-- BEGIN RECORD EXTRACTS --

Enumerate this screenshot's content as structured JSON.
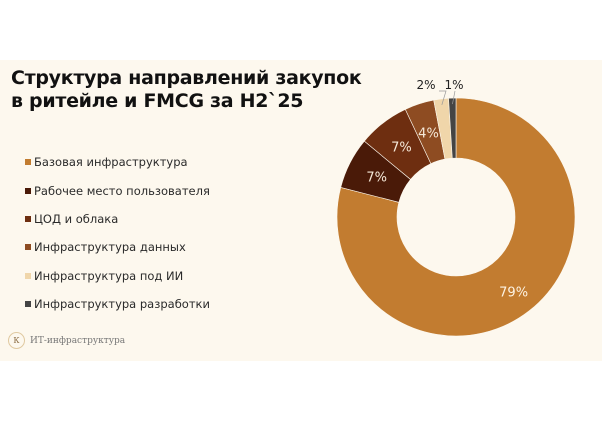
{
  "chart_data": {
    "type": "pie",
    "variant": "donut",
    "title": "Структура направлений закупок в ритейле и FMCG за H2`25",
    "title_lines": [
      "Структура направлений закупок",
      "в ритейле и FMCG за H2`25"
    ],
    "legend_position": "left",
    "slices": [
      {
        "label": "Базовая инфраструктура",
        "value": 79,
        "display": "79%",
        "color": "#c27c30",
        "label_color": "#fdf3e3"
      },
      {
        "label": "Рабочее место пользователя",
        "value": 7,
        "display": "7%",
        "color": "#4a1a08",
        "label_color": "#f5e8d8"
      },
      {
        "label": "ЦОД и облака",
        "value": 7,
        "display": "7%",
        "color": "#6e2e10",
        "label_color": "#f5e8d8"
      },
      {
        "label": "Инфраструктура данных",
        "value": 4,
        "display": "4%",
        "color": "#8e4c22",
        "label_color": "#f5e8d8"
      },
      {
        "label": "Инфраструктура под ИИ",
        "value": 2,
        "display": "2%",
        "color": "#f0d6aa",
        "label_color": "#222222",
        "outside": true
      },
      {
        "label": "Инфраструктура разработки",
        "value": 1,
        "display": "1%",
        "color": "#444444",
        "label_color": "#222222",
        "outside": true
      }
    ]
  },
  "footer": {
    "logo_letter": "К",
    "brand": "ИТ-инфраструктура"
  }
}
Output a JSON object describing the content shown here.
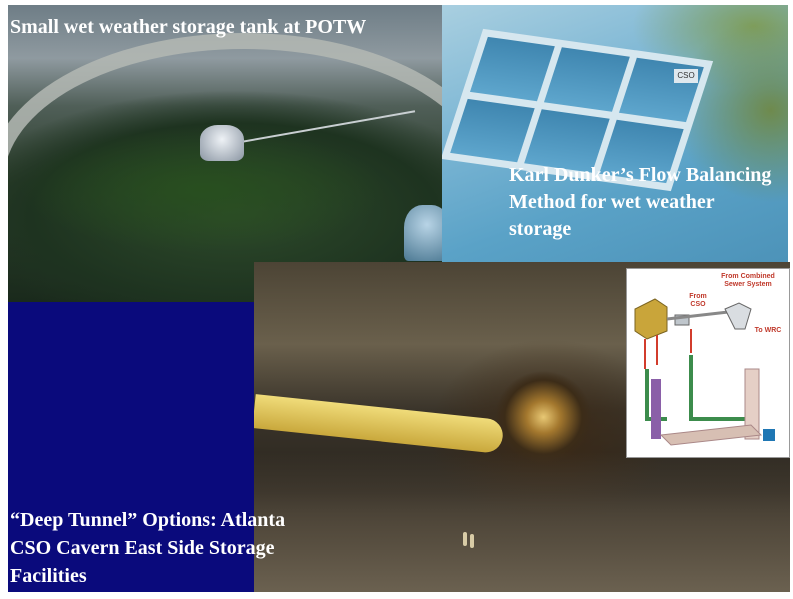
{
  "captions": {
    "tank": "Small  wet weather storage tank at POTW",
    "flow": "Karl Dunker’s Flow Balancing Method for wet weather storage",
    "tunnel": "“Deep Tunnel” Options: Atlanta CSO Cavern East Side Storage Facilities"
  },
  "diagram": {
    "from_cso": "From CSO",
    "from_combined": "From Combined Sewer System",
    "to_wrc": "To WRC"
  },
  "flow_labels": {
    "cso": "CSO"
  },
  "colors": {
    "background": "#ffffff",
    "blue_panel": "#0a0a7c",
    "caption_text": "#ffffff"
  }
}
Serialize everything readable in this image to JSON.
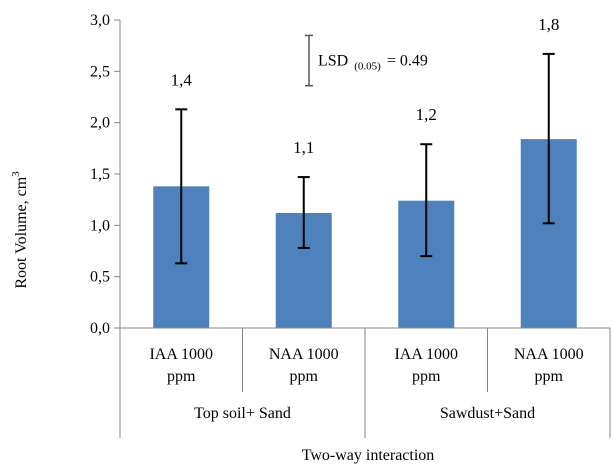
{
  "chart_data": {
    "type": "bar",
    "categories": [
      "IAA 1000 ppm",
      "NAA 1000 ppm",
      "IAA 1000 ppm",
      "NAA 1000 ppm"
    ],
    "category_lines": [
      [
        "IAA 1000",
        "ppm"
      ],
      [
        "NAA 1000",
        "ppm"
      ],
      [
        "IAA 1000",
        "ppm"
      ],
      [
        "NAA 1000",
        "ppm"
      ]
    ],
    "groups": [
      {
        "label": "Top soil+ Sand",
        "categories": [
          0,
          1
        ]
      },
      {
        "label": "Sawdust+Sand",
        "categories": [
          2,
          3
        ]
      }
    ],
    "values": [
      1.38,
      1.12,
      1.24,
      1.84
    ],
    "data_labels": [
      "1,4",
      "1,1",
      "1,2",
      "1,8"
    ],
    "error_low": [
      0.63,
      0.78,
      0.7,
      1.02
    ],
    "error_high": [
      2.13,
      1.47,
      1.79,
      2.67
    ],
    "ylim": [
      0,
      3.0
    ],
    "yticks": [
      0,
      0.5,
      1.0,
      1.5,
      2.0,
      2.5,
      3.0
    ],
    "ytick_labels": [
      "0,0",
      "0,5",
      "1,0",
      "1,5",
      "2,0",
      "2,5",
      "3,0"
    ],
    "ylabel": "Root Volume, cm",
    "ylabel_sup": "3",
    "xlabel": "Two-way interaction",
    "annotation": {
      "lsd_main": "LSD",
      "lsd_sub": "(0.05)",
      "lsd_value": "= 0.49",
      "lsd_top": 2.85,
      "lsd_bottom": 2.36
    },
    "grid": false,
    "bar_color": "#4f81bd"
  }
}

-- END RECORD EXTRACTS --

§ **WHAT TO DO**:
Keep only the lines that hold the string "display", and copy them out.

§ **EXERCISE RESULT**:
        "display": "79%",
        "display": "7%",
        "display": "7%",
        "display": "4%",
        "display": "2%",
        "display": "1%",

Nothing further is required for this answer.